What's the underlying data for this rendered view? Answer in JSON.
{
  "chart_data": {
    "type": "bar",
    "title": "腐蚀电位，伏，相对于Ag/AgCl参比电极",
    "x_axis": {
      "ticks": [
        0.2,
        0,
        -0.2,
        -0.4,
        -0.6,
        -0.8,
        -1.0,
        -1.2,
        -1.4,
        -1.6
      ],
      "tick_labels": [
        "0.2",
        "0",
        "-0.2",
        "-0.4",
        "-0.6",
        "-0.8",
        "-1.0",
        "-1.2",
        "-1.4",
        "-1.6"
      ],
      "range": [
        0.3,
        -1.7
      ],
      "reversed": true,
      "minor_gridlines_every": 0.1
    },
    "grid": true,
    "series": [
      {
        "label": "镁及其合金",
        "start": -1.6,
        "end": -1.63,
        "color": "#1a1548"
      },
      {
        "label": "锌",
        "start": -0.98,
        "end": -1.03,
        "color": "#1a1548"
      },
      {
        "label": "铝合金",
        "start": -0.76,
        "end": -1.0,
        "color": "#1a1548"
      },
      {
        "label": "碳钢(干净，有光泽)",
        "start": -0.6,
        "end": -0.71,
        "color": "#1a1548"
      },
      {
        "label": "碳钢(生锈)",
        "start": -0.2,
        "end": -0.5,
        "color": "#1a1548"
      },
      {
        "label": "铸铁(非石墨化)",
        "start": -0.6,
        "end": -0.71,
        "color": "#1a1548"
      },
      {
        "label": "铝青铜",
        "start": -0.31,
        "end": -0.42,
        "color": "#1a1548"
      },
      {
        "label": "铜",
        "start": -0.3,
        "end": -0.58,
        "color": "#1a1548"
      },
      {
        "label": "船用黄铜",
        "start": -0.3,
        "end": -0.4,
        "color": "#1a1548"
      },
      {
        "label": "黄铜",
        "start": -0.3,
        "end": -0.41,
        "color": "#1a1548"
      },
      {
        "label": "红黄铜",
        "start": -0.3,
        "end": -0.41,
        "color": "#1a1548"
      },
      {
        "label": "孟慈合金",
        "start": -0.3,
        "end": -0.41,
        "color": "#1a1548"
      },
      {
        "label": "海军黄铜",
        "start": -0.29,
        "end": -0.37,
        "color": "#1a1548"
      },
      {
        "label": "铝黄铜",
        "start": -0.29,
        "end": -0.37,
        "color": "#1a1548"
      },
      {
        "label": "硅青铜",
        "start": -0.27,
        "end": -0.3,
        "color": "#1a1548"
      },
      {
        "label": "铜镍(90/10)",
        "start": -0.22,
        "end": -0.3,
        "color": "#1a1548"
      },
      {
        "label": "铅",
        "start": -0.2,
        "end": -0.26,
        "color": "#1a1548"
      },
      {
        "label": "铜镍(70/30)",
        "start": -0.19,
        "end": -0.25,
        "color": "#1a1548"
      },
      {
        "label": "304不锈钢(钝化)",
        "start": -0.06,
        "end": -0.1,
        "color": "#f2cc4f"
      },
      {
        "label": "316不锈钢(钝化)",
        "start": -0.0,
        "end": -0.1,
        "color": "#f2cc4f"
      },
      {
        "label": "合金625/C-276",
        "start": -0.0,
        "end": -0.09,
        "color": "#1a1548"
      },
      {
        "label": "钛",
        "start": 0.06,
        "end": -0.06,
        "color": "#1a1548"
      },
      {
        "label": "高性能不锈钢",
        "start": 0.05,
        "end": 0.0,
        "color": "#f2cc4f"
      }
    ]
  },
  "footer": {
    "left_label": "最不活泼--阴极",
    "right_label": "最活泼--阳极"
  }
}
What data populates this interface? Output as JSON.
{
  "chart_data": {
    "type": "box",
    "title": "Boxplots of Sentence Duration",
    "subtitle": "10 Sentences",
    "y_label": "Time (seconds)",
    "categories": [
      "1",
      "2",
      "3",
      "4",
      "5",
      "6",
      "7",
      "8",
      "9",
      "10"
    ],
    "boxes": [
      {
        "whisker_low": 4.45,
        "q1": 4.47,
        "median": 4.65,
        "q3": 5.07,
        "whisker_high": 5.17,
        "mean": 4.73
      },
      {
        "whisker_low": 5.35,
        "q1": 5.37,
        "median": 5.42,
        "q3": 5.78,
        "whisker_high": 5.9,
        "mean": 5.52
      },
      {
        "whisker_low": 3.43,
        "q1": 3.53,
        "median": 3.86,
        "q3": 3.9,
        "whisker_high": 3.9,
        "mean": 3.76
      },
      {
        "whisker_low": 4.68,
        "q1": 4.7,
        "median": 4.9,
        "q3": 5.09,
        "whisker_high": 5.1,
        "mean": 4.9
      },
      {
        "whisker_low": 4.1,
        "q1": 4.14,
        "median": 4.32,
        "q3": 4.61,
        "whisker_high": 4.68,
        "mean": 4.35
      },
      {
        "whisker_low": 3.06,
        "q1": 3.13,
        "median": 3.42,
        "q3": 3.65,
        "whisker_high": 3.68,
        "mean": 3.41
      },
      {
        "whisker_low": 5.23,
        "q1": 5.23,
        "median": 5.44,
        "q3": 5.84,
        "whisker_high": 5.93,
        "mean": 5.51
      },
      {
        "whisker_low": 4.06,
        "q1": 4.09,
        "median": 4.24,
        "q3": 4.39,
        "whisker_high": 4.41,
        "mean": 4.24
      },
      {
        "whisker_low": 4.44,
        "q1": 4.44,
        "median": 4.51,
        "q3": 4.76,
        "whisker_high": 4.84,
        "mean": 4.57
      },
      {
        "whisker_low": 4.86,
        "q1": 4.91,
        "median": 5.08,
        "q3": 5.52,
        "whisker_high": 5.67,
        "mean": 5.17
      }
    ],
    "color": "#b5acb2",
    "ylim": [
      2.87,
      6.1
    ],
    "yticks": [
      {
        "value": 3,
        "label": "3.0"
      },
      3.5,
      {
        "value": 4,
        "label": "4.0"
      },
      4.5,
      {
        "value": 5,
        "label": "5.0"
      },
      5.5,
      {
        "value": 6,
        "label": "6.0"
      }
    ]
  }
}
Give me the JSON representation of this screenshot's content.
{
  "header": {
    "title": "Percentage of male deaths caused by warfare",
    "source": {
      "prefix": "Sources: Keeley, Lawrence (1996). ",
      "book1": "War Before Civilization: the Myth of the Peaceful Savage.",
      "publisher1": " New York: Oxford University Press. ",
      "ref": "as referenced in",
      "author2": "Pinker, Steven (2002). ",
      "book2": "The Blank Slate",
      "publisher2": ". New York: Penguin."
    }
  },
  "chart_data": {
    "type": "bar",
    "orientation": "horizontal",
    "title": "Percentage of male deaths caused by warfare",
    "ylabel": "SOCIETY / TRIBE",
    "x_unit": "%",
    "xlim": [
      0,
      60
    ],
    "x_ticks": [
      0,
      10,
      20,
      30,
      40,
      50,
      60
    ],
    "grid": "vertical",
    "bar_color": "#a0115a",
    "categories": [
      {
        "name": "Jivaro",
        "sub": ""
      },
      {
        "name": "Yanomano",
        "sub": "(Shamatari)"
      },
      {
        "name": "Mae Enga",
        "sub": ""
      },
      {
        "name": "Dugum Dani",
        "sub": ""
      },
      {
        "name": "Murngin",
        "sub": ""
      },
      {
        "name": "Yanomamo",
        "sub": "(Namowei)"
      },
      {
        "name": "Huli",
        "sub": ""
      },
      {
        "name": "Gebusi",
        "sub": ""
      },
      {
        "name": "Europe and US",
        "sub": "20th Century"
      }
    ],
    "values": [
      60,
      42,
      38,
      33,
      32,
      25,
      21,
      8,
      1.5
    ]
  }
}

________________________________________

→ **Task instructions**:
Look through the entries and find each line that has the string "this". Copy those lines.

→ **Exercise answer**:
What's the underlying data for this rendered view? Answer in JSON.
What data populates this interface? Output as JSON.
Give me the JSON representation of this screenshot's content.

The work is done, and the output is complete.